* _Records shown_
....
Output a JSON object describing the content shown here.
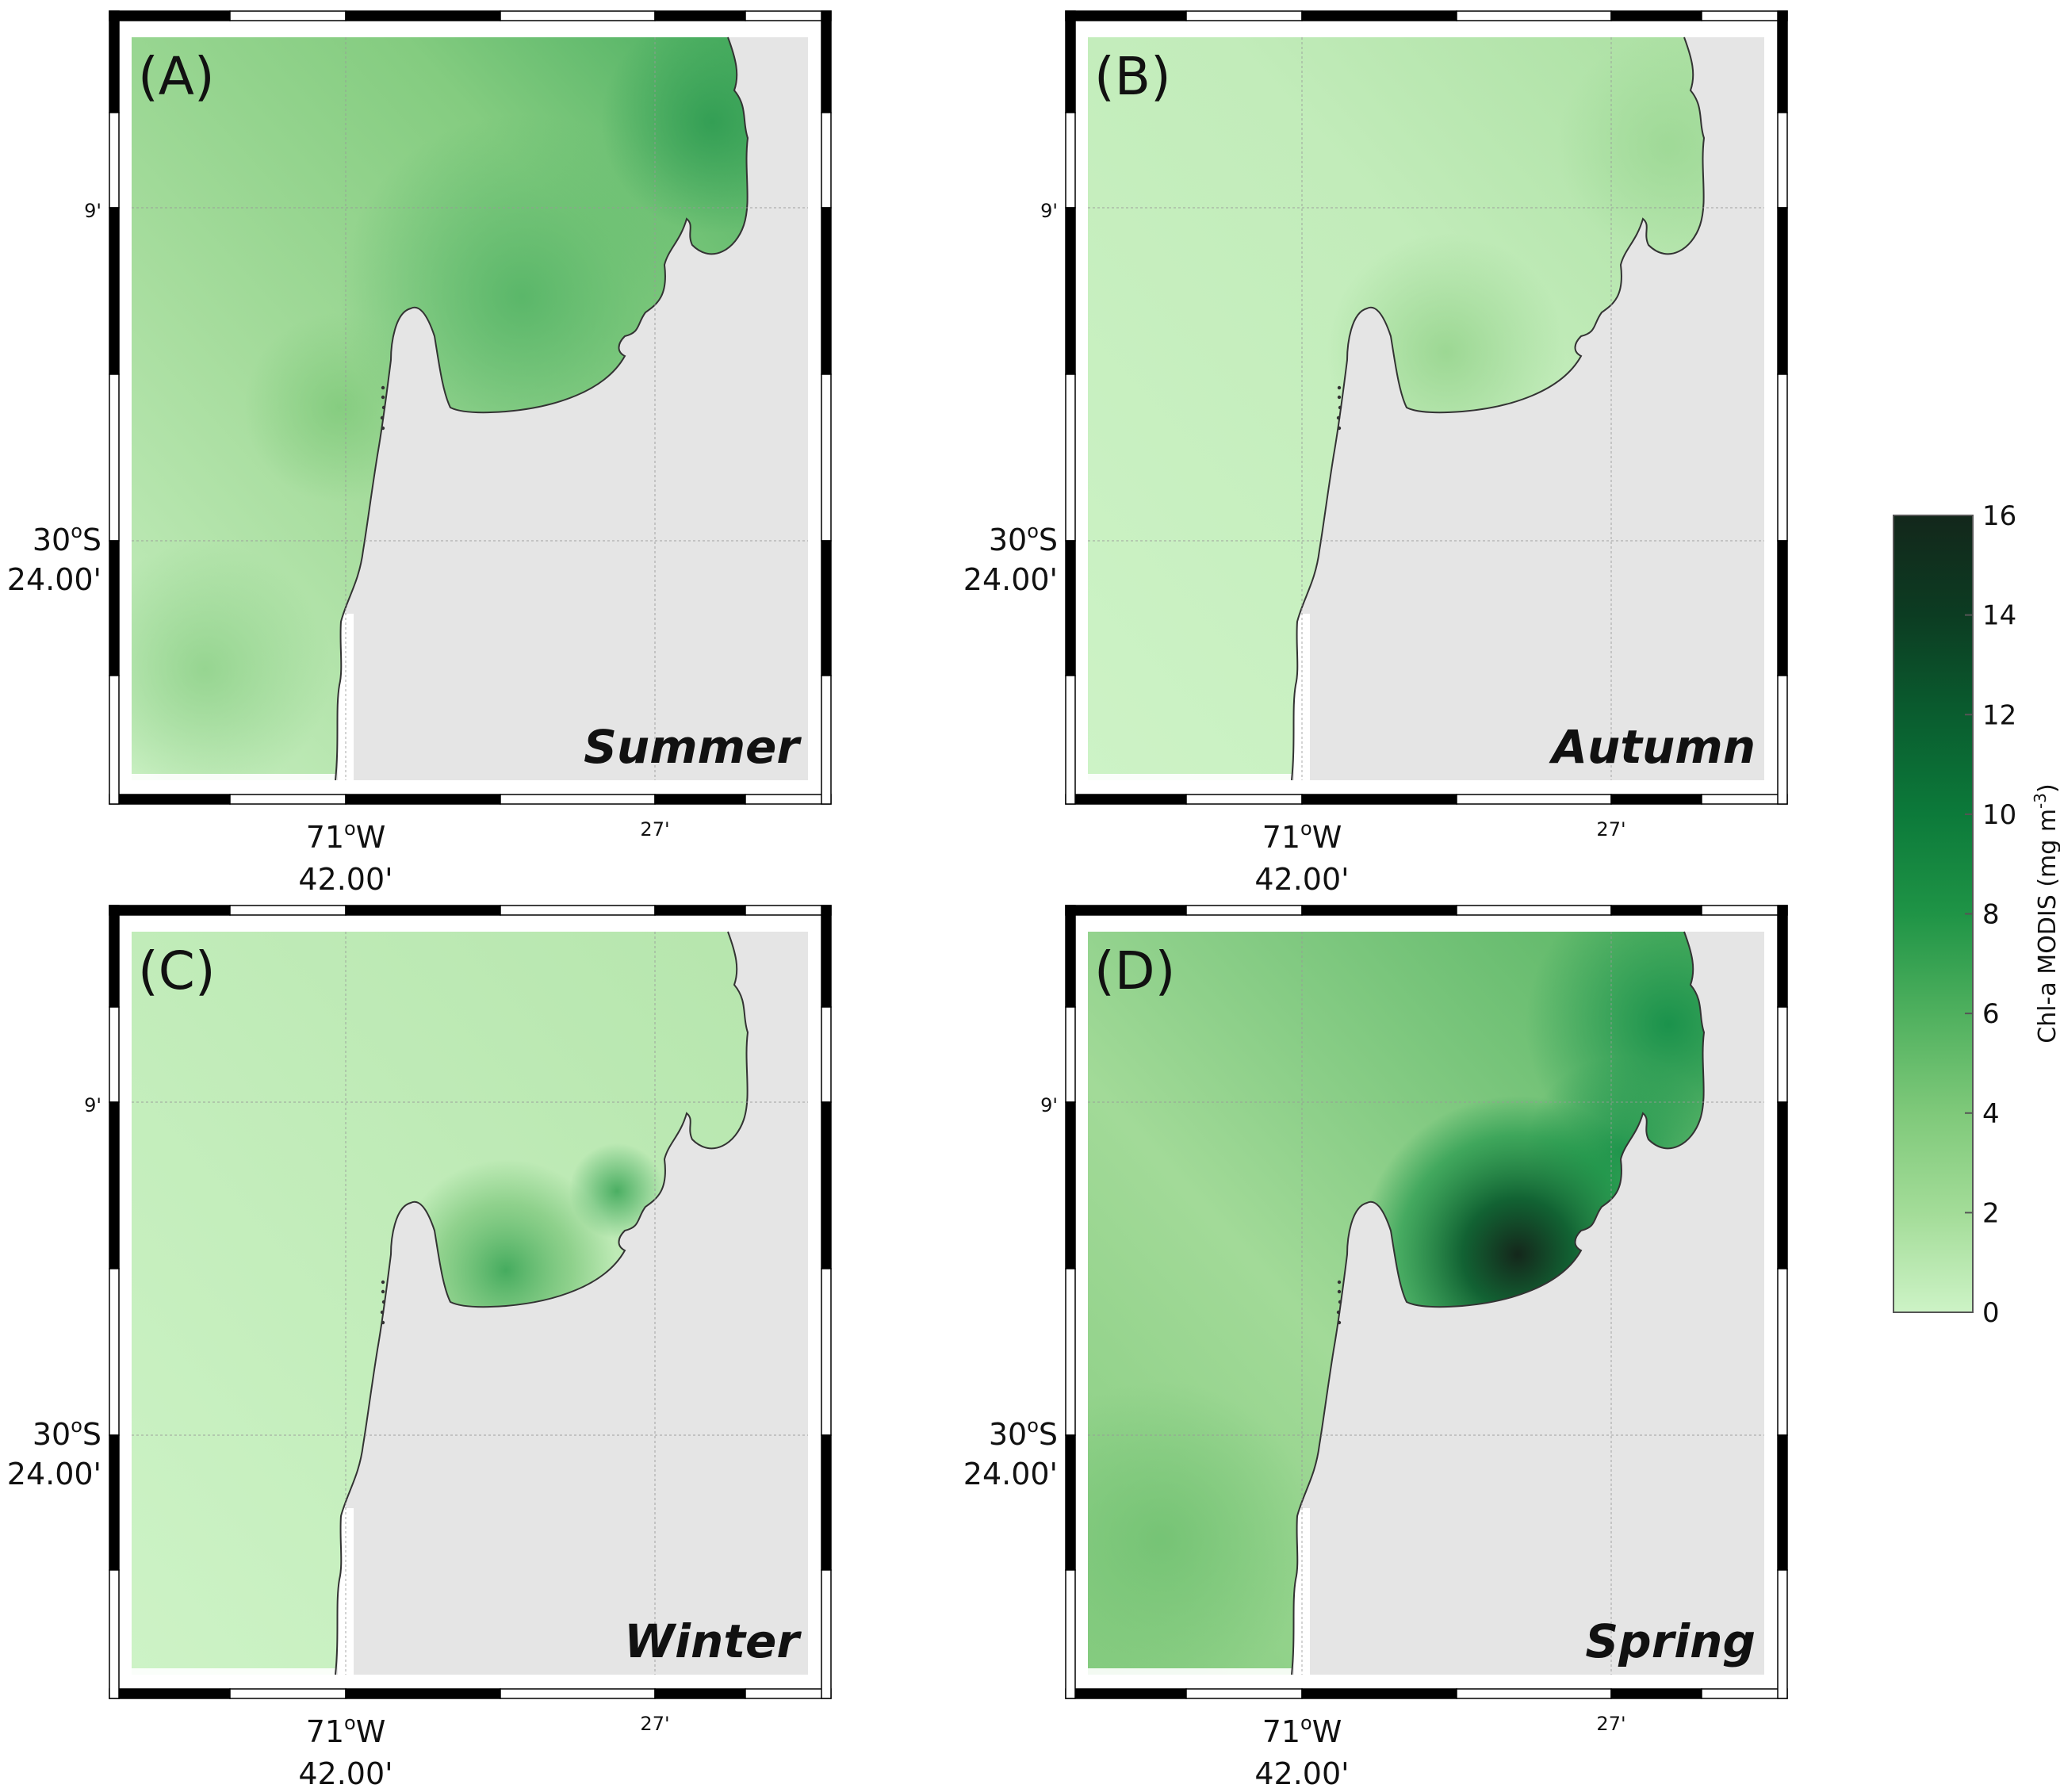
{
  "panels": [
    {
      "id": "A",
      "letter": "(A)",
      "season": "Summer",
      "chl_level": "moderate"
    },
    {
      "id": "B",
      "letter": "(B)",
      "season": "Autumn",
      "chl_level": "low"
    },
    {
      "id": "C",
      "letter": "(C)",
      "season": "Winter",
      "chl_level": "low"
    },
    {
      "id": "D",
      "letter": "(D)",
      "season": "Spring",
      "chl_level": "high"
    }
  ],
  "axes": {
    "lat_main_deg": "30",
    "lat_main_hem": "S",
    "lat_main_min": "24.00'",
    "lat_minor": "9'",
    "lon_main_deg": "71",
    "lon_main_hem": "W",
    "lon_main_min": "42.00'",
    "lon_minor": "27'"
  },
  "colorbar": {
    "title": "Chl-a MODIS (mg m",
    "title_exp": "-3",
    "title_close": ")",
    "min": 0,
    "max": 16,
    "ticks": [
      "0",
      "2",
      "4",
      "6",
      "8",
      "10",
      "12",
      "14",
      "16"
    ],
    "colors": [
      "#cdf3c6",
      "#a3dc98",
      "#7fc97a",
      "#4fb05e",
      "#1f9446",
      "#0c7a3a",
      "#0a5d2f",
      "#0c3c22",
      "#13271b"
    ]
  },
  "colors": {
    "land": "#e5e5e5",
    "frame": "#000000"
  }
}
....
* _Challenge_
Pictures stay out; repeat all the rest of the records exactly.

* _Solved exercise_
Output a JSON object describing the content shown here.
{
  "panels": [
    {
      "id": "A",
      "letter": "(A)",
      "season": "Summer",
      "chl_level": "moderate"
    },
    {
      "id": "B",
      "letter": "(B)",
      "season": "Autumn",
      "chl_level": "low"
    },
    {
      "id": "C",
      "letter": "(C)",
      "season": "Winter",
      "chl_level": "low"
    },
    {
      "id": "D",
      "letter": "(D)",
      "season": "Spring",
      "chl_level": "high"
    }
  ],
  "axes": {
    "lat_main_deg": "30",
    "lat_main_hem": "S",
    "lat_main_min": "24.00'",
    "lat_minor": "9'",
    "lon_main_deg": "71",
    "lon_main_hem": "W",
    "lon_main_min": "42.00'",
    "lon_minor": "27'"
  },
  "colorbar": {
    "title": "Chl-a MODIS (mg m",
    "title_exp": "-3",
    "title_close": ")",
    "min": 0,
    "max": 16,
    "ticks": [
      "0",
      "2",
      "4",
      "6",
      "8",
      "10",
      "12",
      "14",
      "16"
    ],
    "colors": [
      "#cdf3c6",
      "#a3dc98",
      "#7fc97a",
      "#4fb05e",
      "#1f9446",
      "#0c7a3a",
      "#0a5d2f",
      "#0c3c22",
      "#13271b"
    ]
  },
  "colors": {
    "land": "#e5e5e5",
    "frame": "#000000"
  }
}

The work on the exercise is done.